**Records supplied:**
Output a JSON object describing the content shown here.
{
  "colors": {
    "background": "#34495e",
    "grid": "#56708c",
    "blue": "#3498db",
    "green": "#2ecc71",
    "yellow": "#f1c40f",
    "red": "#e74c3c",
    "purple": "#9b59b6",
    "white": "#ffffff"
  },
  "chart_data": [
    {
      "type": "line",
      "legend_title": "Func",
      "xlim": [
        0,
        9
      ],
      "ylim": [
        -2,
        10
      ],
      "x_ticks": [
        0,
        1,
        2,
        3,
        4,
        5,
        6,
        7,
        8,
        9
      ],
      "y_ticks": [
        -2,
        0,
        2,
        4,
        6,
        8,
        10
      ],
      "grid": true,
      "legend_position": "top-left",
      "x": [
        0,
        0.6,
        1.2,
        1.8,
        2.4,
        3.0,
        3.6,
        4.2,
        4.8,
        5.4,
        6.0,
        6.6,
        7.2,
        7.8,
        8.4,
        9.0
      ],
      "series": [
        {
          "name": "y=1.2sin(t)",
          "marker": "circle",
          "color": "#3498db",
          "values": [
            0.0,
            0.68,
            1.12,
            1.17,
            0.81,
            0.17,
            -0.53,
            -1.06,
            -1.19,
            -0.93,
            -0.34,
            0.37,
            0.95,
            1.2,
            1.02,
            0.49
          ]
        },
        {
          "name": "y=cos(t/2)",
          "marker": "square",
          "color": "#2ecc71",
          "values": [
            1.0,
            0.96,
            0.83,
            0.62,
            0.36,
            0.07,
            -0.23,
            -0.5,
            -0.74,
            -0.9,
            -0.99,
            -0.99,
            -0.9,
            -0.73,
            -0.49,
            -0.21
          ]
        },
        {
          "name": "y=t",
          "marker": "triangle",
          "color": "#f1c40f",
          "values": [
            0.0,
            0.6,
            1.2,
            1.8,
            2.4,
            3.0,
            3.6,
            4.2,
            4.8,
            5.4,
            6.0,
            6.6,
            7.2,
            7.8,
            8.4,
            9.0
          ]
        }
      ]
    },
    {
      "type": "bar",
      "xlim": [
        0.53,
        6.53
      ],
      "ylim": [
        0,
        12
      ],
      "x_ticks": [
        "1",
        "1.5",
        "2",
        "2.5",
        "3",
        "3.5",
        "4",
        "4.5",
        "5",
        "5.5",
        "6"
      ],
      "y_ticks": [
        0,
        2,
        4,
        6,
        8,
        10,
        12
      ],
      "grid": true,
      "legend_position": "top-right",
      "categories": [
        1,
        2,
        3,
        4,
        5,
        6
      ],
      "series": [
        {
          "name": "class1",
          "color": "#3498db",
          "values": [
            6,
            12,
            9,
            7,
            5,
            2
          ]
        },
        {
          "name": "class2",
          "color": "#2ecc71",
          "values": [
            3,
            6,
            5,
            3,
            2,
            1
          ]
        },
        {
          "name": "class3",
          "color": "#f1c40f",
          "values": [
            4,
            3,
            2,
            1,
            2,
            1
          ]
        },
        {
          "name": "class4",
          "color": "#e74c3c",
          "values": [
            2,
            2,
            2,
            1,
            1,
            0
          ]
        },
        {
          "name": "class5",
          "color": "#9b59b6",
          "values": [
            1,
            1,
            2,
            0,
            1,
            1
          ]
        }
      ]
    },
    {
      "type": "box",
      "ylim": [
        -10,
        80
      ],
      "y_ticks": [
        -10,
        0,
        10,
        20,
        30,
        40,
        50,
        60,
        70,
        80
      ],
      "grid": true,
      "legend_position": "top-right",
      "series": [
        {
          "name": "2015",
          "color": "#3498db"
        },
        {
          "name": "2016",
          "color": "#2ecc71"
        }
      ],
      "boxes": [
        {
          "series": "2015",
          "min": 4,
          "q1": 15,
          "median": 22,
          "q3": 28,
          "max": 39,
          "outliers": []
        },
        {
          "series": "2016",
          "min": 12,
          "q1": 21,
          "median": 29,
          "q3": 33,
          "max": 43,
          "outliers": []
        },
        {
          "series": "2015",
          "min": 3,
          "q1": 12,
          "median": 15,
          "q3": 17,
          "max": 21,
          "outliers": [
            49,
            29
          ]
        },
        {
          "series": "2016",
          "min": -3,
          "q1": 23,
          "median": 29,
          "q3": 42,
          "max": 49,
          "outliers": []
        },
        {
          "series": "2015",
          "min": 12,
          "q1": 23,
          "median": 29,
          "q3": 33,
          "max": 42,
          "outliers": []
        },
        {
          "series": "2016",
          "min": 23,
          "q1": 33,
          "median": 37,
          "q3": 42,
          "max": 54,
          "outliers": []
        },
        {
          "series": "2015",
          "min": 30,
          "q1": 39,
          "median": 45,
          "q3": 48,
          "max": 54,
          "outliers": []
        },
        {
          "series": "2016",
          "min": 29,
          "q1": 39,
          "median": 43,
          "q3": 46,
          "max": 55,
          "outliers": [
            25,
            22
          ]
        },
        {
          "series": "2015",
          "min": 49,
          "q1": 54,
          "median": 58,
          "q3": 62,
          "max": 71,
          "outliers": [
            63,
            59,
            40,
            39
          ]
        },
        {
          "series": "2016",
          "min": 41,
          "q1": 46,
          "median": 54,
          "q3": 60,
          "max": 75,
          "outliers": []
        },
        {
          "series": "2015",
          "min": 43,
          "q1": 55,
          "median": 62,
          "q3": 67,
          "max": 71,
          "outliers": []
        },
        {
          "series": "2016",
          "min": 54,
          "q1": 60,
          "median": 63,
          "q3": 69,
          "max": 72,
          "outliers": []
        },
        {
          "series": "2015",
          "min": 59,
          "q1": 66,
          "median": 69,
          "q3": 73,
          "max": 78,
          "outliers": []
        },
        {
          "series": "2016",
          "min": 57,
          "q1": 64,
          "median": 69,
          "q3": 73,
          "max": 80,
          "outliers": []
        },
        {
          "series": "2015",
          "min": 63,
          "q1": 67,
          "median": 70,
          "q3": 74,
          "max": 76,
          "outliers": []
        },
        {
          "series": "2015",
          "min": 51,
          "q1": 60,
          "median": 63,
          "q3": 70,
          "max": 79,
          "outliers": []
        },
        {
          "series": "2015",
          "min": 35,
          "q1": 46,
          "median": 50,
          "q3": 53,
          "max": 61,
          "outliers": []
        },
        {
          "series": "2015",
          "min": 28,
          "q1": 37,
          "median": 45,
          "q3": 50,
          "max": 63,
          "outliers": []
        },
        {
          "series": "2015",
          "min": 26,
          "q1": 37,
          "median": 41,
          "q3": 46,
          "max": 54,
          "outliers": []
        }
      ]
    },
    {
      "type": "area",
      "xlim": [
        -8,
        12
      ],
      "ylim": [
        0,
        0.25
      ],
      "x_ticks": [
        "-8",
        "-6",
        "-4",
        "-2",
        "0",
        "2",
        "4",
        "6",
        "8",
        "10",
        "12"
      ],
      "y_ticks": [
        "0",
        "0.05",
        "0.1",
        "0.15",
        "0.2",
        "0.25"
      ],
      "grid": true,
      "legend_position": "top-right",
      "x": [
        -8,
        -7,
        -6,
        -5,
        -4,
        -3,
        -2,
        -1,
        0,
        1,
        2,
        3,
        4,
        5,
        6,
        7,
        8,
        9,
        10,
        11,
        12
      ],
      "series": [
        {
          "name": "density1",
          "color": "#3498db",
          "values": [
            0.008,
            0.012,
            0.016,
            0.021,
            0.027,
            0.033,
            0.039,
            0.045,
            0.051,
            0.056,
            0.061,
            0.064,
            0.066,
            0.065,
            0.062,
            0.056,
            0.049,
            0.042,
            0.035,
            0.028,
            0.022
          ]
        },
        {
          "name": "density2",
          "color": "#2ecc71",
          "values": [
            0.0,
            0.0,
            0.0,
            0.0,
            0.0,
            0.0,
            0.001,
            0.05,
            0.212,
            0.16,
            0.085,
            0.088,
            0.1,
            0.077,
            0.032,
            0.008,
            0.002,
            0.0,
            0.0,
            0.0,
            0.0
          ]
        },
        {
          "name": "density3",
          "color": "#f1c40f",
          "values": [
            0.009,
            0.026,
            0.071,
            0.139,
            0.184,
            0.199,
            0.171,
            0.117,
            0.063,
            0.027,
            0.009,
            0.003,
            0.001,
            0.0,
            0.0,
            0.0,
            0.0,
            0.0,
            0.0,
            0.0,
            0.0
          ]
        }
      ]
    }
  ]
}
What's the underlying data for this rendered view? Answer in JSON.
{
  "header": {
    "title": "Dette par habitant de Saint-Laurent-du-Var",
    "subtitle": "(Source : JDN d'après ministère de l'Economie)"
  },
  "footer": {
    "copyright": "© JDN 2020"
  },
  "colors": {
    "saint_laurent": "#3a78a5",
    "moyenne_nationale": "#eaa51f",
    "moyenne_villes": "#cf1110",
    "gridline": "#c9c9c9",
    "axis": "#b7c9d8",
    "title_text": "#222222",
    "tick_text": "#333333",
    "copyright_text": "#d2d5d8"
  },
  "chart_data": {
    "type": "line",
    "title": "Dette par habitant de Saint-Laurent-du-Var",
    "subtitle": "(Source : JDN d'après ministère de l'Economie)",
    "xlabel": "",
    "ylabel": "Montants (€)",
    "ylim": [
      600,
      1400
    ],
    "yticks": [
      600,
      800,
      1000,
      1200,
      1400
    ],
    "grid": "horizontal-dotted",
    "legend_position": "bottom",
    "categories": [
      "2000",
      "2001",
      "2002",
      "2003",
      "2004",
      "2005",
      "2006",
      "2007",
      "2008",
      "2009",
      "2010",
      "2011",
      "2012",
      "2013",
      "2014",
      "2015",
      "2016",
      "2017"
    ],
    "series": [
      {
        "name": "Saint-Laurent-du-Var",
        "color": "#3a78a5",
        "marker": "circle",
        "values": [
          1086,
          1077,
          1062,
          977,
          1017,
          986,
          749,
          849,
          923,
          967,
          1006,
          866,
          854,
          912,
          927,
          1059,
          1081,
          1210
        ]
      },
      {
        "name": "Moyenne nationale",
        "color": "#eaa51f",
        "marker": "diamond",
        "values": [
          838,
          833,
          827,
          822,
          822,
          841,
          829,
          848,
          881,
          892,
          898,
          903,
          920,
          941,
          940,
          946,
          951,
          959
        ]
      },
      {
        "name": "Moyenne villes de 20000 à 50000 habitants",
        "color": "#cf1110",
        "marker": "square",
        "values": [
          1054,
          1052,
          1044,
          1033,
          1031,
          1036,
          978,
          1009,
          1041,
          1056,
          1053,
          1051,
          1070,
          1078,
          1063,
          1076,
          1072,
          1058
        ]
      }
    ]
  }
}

**Aim:**
The word "marker" appears in how many lines of the data? Answer with only the number.

**The reply:**
6